Data items:
↓

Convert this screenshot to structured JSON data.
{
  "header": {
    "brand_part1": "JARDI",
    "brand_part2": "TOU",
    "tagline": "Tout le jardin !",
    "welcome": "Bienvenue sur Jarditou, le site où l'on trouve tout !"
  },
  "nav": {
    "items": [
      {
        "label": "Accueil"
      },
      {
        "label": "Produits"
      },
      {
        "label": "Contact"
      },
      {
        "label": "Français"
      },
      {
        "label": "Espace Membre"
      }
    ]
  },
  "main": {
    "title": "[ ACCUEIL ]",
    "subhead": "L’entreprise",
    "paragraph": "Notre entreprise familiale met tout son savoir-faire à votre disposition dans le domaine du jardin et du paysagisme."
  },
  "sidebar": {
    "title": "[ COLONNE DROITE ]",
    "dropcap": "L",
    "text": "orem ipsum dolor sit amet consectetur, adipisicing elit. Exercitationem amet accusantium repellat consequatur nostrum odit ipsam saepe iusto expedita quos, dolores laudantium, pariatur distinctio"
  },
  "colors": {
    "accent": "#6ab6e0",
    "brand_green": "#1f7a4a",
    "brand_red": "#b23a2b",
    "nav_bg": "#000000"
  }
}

↑

▶ Your instructions: Transcribe all of the entries without altering anything.

▶ Result:
Convert this screenshot to structured JSON data.
{
  "header": {
    "brand_part1": "JARDI",
    "brand_part2": "TOU",
    "tagline": "Tout le jardin !",
    "welcome": "Bienvenue sur Jarditou, le site où l'on trouve tout !"
  },
  "nav": {
    "items": [
      {
        "label": "Accueil"
      },
      {
        "label": "Produits"
      },
      {
        "label": "Contact"
      },
      {
        "label": "Français"
      },
      {
        "label": "Espace Membre"
      }
    ]
  },
  "main": {
    "title": "[ ACCUEIL ]",
    "subhead": "L’entreprise",
    "paragraph": "Notre entreprise familiale met tout son savoir-faire à votre disposition dans le domaine du jardin et du paysagisme."
  },
  "sidebar": {
    "title": "[ COLONNE DROITE ]",
    "dropcap": "L",
    "text": "orem ipsum dolor sit amet consectetur, adipisicing elit. Exercitationem amet accusantium repellat consequatur nostrum odit ipsam saepe iusto expedita quos, dolores laudantium, pariatur distinctio"
  },
  "colors": {
    "accent": "#6ab6e0",
    "brand_green": "#1f7a4a",
    "brand_red": "#b23a2b",
    "nav_bg": "#000000"
  }
}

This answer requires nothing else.